• [DATA SUPPLIED]
-- start --

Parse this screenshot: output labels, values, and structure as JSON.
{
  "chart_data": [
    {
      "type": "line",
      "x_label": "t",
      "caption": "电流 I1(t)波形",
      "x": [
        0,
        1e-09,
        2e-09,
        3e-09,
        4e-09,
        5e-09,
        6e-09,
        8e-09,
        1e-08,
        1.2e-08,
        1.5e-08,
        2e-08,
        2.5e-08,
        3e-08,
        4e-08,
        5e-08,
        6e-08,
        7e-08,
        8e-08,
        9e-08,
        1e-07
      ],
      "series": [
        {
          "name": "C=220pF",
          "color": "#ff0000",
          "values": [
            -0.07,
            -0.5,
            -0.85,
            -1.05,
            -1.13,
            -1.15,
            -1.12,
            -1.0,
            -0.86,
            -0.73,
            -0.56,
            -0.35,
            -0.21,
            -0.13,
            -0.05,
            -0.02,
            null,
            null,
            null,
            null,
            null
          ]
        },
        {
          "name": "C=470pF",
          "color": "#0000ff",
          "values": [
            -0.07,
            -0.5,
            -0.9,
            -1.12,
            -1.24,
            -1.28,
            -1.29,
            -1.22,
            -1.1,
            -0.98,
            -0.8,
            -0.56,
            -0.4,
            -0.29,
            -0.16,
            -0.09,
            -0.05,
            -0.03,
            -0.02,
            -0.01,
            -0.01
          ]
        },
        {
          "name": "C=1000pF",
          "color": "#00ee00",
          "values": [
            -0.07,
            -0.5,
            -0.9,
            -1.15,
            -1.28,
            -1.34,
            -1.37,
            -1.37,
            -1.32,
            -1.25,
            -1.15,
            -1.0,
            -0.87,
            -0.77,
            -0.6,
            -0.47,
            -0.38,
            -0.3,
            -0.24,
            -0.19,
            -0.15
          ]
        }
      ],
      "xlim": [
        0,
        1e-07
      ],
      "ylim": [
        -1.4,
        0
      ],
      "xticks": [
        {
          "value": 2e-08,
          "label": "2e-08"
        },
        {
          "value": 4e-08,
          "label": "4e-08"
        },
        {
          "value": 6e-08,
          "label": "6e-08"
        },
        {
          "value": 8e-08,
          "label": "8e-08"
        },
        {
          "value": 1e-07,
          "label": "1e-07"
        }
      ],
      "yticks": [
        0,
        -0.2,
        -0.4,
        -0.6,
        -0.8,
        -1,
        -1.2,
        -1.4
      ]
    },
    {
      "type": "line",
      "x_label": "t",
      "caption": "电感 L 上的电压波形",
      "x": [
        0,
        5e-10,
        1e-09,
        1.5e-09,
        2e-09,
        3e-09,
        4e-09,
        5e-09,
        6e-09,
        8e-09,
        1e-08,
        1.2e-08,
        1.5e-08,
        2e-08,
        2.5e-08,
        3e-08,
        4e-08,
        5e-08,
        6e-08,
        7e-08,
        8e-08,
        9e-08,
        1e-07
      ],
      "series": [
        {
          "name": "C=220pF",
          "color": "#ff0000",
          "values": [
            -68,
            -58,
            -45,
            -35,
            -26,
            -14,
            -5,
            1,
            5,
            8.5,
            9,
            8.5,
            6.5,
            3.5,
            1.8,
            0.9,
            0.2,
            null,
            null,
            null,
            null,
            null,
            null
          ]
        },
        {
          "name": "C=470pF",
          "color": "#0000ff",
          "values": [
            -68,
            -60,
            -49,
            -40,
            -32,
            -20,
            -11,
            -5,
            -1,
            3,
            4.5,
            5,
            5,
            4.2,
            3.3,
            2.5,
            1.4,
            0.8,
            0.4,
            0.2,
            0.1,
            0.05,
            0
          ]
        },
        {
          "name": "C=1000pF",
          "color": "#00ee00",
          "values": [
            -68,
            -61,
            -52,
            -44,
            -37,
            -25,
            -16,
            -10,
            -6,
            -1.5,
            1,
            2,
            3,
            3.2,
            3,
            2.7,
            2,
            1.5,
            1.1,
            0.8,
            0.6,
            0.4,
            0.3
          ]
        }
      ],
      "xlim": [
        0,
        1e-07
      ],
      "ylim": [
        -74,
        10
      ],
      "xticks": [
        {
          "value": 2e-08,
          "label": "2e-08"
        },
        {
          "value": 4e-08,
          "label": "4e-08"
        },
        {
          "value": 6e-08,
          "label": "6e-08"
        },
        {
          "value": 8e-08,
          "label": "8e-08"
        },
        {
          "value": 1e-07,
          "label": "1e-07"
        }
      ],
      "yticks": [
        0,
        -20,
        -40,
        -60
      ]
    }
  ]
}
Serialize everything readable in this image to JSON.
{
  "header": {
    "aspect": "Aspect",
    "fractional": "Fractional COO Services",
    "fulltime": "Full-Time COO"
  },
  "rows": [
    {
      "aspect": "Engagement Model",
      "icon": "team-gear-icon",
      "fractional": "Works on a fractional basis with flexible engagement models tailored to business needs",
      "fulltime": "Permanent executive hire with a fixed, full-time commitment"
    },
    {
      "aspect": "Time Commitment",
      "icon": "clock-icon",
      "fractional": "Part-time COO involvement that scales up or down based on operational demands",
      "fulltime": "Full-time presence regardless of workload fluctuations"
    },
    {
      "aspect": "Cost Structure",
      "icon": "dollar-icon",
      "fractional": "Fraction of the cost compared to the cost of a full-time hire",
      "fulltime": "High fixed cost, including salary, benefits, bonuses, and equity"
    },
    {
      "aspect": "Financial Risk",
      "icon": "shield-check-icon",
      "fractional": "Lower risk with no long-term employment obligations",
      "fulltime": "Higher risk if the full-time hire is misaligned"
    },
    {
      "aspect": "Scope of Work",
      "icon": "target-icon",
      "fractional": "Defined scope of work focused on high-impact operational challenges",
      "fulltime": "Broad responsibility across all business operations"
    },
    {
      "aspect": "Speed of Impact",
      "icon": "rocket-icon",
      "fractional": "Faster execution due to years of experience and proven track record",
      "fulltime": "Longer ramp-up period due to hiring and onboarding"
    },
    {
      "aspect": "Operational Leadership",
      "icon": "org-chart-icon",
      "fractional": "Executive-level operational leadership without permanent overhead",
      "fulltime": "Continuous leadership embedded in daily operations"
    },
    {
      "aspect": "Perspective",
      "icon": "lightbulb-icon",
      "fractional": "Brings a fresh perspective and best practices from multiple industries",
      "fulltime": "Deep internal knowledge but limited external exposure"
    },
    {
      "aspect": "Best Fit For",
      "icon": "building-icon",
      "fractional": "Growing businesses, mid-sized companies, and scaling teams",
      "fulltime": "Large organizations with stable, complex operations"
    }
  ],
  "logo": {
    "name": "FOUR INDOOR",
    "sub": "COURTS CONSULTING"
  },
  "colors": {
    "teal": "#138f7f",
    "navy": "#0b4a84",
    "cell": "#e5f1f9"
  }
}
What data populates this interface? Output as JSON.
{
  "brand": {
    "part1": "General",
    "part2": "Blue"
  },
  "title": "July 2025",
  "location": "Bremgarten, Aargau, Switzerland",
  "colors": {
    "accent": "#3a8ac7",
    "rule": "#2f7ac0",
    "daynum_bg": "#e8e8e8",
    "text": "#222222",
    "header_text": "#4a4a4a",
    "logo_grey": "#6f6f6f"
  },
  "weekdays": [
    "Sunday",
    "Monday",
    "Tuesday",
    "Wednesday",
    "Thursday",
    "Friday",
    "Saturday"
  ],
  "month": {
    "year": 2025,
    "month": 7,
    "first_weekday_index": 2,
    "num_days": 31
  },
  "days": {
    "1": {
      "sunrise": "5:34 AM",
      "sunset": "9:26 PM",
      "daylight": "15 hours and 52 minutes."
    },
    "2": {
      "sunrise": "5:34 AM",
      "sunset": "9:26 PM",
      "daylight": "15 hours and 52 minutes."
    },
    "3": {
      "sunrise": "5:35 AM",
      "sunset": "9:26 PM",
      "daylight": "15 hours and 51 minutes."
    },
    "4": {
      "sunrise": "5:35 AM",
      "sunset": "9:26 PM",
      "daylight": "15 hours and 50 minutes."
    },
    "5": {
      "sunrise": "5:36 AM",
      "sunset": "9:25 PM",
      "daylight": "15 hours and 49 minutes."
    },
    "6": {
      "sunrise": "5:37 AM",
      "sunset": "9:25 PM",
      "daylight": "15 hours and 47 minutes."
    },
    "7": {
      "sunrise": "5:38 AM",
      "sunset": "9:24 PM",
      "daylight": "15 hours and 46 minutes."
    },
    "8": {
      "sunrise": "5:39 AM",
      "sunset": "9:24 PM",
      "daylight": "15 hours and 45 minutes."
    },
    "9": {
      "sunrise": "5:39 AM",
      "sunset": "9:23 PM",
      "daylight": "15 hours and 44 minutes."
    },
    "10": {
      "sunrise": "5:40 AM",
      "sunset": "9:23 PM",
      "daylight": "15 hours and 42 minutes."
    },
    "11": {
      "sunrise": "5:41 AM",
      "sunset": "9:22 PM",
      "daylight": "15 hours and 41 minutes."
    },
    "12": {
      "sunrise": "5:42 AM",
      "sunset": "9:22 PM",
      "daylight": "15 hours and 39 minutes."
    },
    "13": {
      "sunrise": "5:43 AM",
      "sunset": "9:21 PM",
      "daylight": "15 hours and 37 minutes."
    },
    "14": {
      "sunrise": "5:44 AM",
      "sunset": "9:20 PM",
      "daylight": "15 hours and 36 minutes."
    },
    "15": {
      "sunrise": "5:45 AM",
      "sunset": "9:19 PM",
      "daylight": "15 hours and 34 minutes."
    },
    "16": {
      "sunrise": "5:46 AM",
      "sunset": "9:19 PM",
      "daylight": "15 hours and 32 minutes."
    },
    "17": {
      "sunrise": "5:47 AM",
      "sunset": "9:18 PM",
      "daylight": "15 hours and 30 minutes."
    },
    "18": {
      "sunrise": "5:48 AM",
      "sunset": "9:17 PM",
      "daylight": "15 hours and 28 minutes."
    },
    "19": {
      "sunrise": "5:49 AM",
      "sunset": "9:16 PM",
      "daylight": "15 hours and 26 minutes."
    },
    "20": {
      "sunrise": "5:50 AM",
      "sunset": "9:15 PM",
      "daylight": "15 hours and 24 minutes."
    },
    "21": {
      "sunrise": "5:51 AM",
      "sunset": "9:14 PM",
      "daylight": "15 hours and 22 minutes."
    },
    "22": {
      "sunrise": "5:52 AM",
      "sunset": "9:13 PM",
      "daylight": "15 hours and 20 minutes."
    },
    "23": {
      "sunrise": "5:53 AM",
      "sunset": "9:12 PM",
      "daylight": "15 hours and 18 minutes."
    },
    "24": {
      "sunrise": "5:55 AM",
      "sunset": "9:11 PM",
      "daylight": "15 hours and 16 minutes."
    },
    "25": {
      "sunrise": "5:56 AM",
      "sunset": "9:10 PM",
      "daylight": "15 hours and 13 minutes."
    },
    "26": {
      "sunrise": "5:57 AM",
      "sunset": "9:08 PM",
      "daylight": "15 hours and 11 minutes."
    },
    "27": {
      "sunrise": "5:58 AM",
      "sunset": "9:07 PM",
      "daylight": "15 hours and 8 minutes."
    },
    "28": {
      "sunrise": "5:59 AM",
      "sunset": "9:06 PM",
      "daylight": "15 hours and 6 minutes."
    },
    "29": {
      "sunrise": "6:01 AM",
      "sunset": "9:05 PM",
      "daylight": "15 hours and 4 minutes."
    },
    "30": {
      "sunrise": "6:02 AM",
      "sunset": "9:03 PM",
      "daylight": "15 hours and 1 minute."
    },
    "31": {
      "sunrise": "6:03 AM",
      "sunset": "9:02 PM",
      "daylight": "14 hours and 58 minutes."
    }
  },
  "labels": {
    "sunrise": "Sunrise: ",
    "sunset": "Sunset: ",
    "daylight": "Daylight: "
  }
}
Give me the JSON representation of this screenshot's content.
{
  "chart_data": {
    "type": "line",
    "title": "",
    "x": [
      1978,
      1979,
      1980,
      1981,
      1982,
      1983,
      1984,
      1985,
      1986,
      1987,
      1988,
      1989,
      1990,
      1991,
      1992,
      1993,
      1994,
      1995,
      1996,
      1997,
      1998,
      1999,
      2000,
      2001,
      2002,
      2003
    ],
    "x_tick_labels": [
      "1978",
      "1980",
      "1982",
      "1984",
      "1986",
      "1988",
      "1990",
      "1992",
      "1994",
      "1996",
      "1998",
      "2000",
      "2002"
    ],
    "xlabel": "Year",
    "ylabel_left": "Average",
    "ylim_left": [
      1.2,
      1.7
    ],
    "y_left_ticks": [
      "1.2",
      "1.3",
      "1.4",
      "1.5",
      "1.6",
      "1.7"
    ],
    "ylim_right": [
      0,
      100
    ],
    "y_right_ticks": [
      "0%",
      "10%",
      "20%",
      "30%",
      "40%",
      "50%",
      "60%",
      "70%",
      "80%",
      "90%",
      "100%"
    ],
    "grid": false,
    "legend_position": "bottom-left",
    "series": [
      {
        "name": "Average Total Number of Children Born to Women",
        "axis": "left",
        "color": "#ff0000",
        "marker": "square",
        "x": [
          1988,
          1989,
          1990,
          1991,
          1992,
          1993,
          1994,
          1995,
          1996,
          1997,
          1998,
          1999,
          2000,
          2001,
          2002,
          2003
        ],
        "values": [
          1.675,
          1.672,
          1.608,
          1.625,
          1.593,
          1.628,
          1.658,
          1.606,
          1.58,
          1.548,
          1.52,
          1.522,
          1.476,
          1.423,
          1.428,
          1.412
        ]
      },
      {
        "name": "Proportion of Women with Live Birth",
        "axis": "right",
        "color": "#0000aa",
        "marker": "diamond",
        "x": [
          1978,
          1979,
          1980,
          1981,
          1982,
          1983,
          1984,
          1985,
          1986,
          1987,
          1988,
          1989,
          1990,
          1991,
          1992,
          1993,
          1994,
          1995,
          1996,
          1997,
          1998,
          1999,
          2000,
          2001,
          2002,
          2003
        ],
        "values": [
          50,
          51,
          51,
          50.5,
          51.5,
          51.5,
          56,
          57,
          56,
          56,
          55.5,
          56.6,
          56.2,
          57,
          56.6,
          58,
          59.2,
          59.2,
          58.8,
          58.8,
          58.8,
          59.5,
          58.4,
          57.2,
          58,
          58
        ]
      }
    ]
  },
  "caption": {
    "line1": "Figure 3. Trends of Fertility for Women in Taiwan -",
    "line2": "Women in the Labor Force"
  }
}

-- end --

• [REQUIRED TASK] Looking back at the lines above, state how many contain the word "fractional", and supply nothing besides the number.

• [ANSWER IN FULL] 10